▸ Part of a data file

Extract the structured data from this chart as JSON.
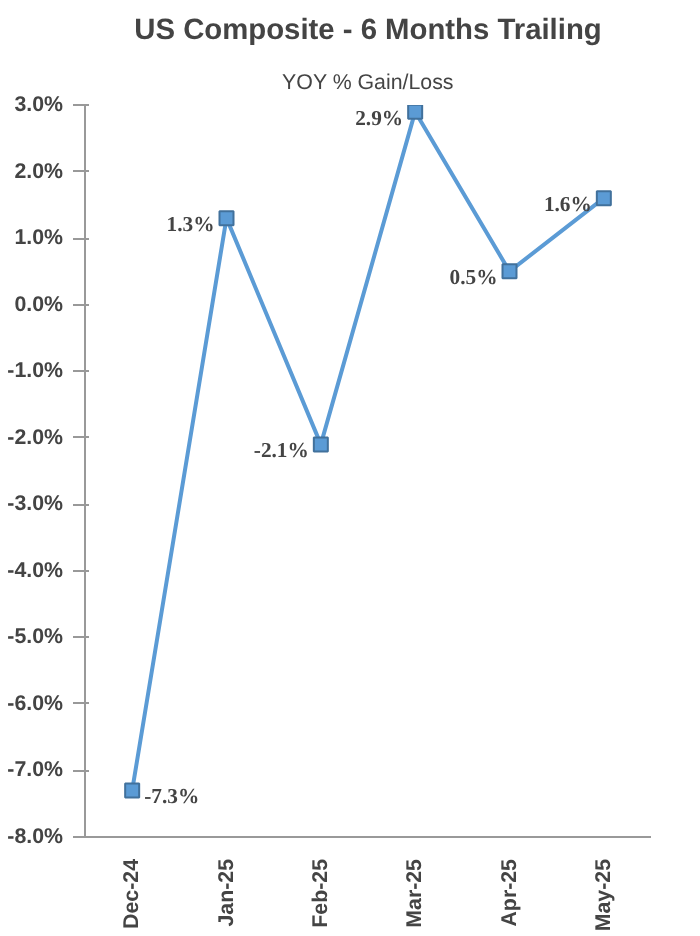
{
  "chart_data": {
    "type": "line",
    "title": "US Composite - 6 Months Trailing",
    "subtitle": "YOY % Gain/Loss",
    "categories": [
      "Dec-24",
      "Jan-25",
      "Feb-25",
      "Mar-25",
      "Apr-25",
      "May-25"
    ],
    "values": [
      -7.3,
      1.3,
      -2.1,
      2.9,
      0.5,
      1.6
    ],
    "value_labels": [
      "-7.3%",
      "1.3%",
      "-2.1%",
      "2.9%",
      "0.5%",
      "1.6%"
    ],
    "color": "#5b9bd5",
    "marker": "square",
    "grid": false,
    "ylim": [
      -8,
      3
    ],
    "yticks": [
      {
        "value": 3,
        "label": "3.0%"
      },
      {
        "value": 2,
        "label": "2.0%"
      },
      {
        "value": 1,
        "label": "1.0%"
      },
      {
        "value": 0,
        "label": "0.0%"
      },
      {
        "value": -1,
        "label": "-1.0%"
      },
      {
        "value": -2,
        "label": "-2.0%"
      },
      {
        "value": -3,
        "label": "-3.0%"
      },
      {
        "value": -4,
        "label": "-4.0%"
      },
      {
        "value": -5,
        "label": "-5.0%"
      },
      {
        "value": -6,
        "label": "-6.0%"
      },
      {
        "value": -7,
        "label": "-7.0%"
      },
      {
        "value": -8,
        "label": "-8.0%"
      }
    ]
  }
}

▸ The problem
Repeat the lines above exactly, and keep every picture out.

▸ The reply
Extract the structured data from this chart as JSON.
{
  "chart_data": {
    "type": "line",
    "title": "US Composite - 6 Months Trailing",
    "subtitle": "YOY % Gain/Loss",
    "categories": [
      "Dec-24",
      "Jan-25",
      "Feb-25",
      "Mar-25",
      "Apr-25",
      "May-25"
    ],
    "values": [
      -7.3,
      1.3,
      -2.1,
      2.9,
      0.5,
      1.6
    ],
    "value_labels": [
      "-7.3%",
      "1.3%",
      "-2.1%",
      "2.9%",
      "0.5%",
      "1.6%"
    ],
    "color": "#5b9bd5",
    "marker": "square",
    "grid": false,
    "ylim": [
      -8,
      3
    ],
    "yticks": [
      {
        "value": 3,
        "label": "3.0%"
      },
      {
        "value": 2,
        "label": "2.0%"
      },
      {
        "value": 1,
        "label": "1.0%"
      },
      {
        "value": 0,
        "label": "0.0%"
      },
      {
        "value": -1,
        "label": "-1.0%"
      },
      {
        "value": -2,
        "label": "-2.0%"
      },
      {
        "value": -3,
        "label": "-3.0%"
      },
      {
        "value": -4,
        "label": "-4.0%"
      },
      {
        "value": -5,
        "label": "-5.0%"
      },
      {
        "value": -6,
        "label": "-6.0%"
      },
      {
        "value": -7,
        "label": "-7.0%"
      },
      {
        "value": -8,
        "label": "-8.0%"
      }
    ]
  }
}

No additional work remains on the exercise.